Give the entries again exactly, every one of them.
>> begin DATASET RECORDS
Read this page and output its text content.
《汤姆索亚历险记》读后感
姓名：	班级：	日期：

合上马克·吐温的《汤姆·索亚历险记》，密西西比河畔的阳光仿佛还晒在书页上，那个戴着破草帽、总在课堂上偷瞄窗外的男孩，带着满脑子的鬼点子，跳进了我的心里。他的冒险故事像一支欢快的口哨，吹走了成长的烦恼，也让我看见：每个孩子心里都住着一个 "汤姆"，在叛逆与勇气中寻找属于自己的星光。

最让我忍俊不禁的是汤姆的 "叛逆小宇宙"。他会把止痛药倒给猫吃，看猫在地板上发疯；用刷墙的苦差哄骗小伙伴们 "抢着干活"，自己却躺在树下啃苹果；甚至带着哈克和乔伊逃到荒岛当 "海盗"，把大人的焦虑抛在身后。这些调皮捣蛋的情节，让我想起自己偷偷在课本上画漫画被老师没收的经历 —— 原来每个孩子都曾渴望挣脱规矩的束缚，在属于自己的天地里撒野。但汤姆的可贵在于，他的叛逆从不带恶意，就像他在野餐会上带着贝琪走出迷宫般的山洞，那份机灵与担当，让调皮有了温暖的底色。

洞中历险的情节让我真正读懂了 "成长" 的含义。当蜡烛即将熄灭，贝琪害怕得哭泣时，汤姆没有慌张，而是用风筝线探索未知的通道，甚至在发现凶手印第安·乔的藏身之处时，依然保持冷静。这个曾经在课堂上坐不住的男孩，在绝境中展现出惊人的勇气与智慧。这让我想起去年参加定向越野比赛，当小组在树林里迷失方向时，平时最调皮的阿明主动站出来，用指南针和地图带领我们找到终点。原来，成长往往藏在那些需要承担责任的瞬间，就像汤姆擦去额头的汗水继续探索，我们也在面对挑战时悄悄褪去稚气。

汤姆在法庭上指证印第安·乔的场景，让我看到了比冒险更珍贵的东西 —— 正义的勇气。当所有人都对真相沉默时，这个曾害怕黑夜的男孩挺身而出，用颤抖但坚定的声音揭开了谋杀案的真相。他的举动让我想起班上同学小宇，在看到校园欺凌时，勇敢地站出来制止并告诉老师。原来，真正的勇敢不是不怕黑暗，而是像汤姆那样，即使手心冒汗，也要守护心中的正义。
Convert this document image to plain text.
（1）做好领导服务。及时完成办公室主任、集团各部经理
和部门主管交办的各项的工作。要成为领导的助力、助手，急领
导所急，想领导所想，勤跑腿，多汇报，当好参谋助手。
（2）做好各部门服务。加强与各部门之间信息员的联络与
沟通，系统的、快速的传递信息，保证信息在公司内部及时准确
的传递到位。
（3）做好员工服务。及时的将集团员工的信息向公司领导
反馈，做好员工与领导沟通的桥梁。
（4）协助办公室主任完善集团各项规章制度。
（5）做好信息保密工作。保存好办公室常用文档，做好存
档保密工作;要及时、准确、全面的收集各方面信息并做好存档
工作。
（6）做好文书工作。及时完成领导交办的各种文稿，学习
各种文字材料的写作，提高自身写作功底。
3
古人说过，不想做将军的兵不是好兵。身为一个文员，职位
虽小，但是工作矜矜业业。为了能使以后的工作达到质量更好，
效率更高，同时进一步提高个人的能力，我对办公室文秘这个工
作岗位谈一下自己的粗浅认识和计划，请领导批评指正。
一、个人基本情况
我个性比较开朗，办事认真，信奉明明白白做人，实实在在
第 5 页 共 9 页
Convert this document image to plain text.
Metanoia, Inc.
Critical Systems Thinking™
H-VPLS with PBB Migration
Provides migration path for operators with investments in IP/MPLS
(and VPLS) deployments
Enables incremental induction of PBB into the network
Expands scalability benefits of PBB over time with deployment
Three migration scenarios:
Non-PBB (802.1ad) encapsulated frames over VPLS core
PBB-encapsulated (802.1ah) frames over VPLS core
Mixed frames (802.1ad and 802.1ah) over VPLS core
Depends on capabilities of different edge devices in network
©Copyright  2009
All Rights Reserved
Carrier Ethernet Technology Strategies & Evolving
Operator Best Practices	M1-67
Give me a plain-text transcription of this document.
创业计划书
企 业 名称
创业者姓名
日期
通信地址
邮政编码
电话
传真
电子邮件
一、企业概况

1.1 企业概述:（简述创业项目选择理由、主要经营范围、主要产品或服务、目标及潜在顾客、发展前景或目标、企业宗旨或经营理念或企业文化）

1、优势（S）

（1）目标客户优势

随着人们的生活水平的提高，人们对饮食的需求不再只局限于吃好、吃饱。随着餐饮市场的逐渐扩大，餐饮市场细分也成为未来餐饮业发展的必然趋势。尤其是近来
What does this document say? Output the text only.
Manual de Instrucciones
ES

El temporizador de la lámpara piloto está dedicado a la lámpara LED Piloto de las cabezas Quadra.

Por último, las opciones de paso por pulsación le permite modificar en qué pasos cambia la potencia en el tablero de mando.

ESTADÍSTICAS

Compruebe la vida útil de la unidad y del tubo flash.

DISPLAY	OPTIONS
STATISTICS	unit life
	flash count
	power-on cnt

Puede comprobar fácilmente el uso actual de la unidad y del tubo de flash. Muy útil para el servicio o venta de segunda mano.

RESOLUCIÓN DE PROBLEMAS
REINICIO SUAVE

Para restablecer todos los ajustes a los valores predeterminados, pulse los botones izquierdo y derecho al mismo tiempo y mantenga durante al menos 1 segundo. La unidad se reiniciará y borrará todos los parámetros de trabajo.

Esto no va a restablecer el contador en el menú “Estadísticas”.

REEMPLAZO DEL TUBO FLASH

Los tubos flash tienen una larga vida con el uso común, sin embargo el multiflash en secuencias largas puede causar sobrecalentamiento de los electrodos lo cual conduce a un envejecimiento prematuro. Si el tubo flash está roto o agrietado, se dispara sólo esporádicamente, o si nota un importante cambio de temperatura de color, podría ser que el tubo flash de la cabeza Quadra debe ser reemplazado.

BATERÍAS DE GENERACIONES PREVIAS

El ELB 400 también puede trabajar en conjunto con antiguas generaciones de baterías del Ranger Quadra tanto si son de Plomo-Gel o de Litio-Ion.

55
>> end DATASET RECORDS
- [RESPONSE BELOW]
Read this page and output its text content.
《汤姆索亚历险记》读后感
姓名：	班级：	日期：

合上马克·吐温的《汤姆·索亚历险记》，密西西比河畔的阳光仿佛还晒在书页上，那个戴着破草帽、总在课堂上偷瞄窗外的男孩，带着满脑子的鬼点子，跳进了我的心里。他的冒险故事像一支欢快的口哨，吹走了成长的烦恼，也让我看见：每个孩子心里都住着一个 "汤姆"，在叛逆与勇气中寻找属于自己的星光。

最让我忍俊不禁的是汤姆的 "叛逆小宇宙"。他会把止痛药倒给猫吃，看猫在地板上发疯；用刷墙的苦差哄骗小伙伴们 "抢着干活"，自己却躺在树下啃苹果；甚至带着哈克和乔伊逃到荒岛当 "海盗"，把大人的焦虑抛在身后。这些调皮捣蛋的情节，让我想起自己偷偷在课本上画漫画被老师没收的经历 —— 原来每个孩子都曾渴望挣脱规矩的束缚，在属于自己的天地里撒野。但汤姆的可贵在于，他的叛逆从不带恶意，就像他在野餐会上带着贝琪走出迷宫般的山洞，那份机灵与担当，让调皮有了温暖的底色。

洞中历险的情节让我真正读懂了 "成长" 的含义。当蜡烛即将熄灭，贝琪害怕得哭泣时，汤姆没有慌张，而是用风筝线探索未知的通道，甚至在发现凶手印第安·乔的藏身之处时，依然保持冷静。这个曾经在课堂上坐不住的男孩，在绝境中展现出惊人的勇气与智慧。这让我想起去年参加定向越野比赛，当小组在树林里迷失方向时，平时最调皮的阿明主动站出来，用指南针和地图带领我们找到终点。原来，成长往往藏在那些需要承担责任的瞬间，就像汤姆擦去额头的汗水继续探索，我们也在面对挑战时悄悄褪去稚气。

汤姆在法庭上指证印第安·乔的场景，让我看到了比冒险更珍贵的东西 —— 正义的勇气。当所有人都对真相沉默时，这个曾害怕黑夜的男孩挺身而出，用颤抖但坚定的声音揭开了谋杀案的真相。他的举动让我想起班上同学小宇，在看到校园欺凌时，勇敢地站出来制止并告诉老师。原来，真正的勇敢不是不怕黑暗，而是像汤姆那样，即使手心冒汗，也要守护心中的正义。
Convert this document image to plain text.
（1）做好领导服务。及时完成办公室主任、集团各部经理
和部门主管交办的各项的工作。要成为领导的助力、助手，急领
导所急，想领导所想，勤跑腿，多汇报，当好参谋助手。
（2）做好各部门服务。加强与各部门之间信息员的联络与
沟通，系统的、快速的传递信息，保证信息在公司内部及时准确
的传递到位。
（3）做好员工服务。及时的将集团员工的信息向公司领导
反馈，做好员工与领导沟通的桥梁。
（4）协助办公室主任完善集团各项规章制度。
（5）做好信息保密工作。保存好办公室常用文档，做好存
档保密工作;要及时、准确、全面的收集各方面信息并做好存档
工作。
（6）做好文书工作。及时完成领导交办的各种文稿，学习
各种文字材料的写作，提高自身写作功底。
3
古人说过，不想做将军的兵不是好兵。身为一个文员，职位
虽小，但是工作矜矜业业。为了能使以后的工作达到质量更好，
效率更高，同时进一步提高个人的能力，我对办公室文秘这个工
作岗位谈一下自己的粗浅认识和计划，请领导批评指正。
一、个人基本情况
我个性比较开朗，办事认真，信奉明明白白做人，实实在在
第 5 页 共 9 页
Convert this document image to plain text.
Metanoia, Inc.
Critical Systems Thinking™
H-VPLS with PBB Migration
Provides migration path for operators with investments in IP/MPLS
(and VPLS) deployments
Enables incremental induction of PBB into the network
Expands scalability benefits of PBB over time with deployment
Three migration scenarios:
Non-PBB (802.1ad) encapsulated frames over VPLS core
PBB-encapsulated (802.1ah) frames over VPLS core
Mixed frames (802.1ad and 802.1ah) over VPLS core
Depends on capabilities of different edge devices in network
©Copyright  2009
All Rights Reserved
Carrier Ethernet Technology Strategies & Evolving
Operator Best Practices	M1-67
Give me a plain-text transcription of this document.
创业计划书
企 业 名称
创业者姓名
日期
通信地址
邮政编码
电话
传真
电子邮件
一、企业概况

1.1 企业概述:（简述创业项目选择理由、主要经营范围、主要产品或服务、目标及潜在顾客、发展前景或目标、企业宗旨或经营理念或企业文化）

1、优势（S）

（1）目标客户优势

随着人们的生活水平的提高，人们对饮食的需求不再只局限于吃好、吃饱。随着餐饮市场的逐渐扩大，餐饮市场细分也成为未来餐饮业发展的必然趋势。尤其是近来
What does this document say? Output the text only.
Manual de Instrucciones
ES

El temporizador de la lámpara piloto está dedicado a la lámpara LED Piloto de las cabezas Quadra.

Por último, las opciones de paso por pulsación le permite modificar en qué pasos cambia la potencia en el tablero de mando.

ESTADÍSTICAS

Compruebe la vida útil de la unidad y del tubo flash.

DISPLAY	OPTIONS
STATISTICS	unit life
	flash count
	power-on cnt

Puede comprobar fácilmente el uso actual de la unidad y del tubo de flash. Muy útil para el servicio o venta de segunda mano.

RESOLUCIÓN DE PROBLEMAS
REINICIO SUAVE

Para restablecer todos los ajustes a los valores predeterminados, pulse los botones izquierdo y derecho al mismo tiempo y mantenga durante al menos 1 segundo. La unidad se reiniciará y borrará todos los parámetros de trabajo.

Esto no va a restablecer el contador en el menú “Estadísticas”.

REEMPLAZO DEL TUBO FLASH

Los tubos flash tienen una larga vida con el uso común, sin embargo el multiflash en secuencias largas puede causar sobrecalentamiento de los electrodos lo cual conduce a un envejecimiento prematuro. Si el tubo flash está roto o agrietado, se dispara sólo esporádicamente, o si nota un importante cambio de temperatura de color, podría ser que el tubo flash de la cabeza Quadra debe ser reemplazado.

BATERÍAS DE GENERACIONES PREVIAS

El ELB 400 también puede trabajar en conjunto con antiguas generaciones de baterías del Ranger Quadra tanto si son de Plomo-Gel o de Litio-Ion.

55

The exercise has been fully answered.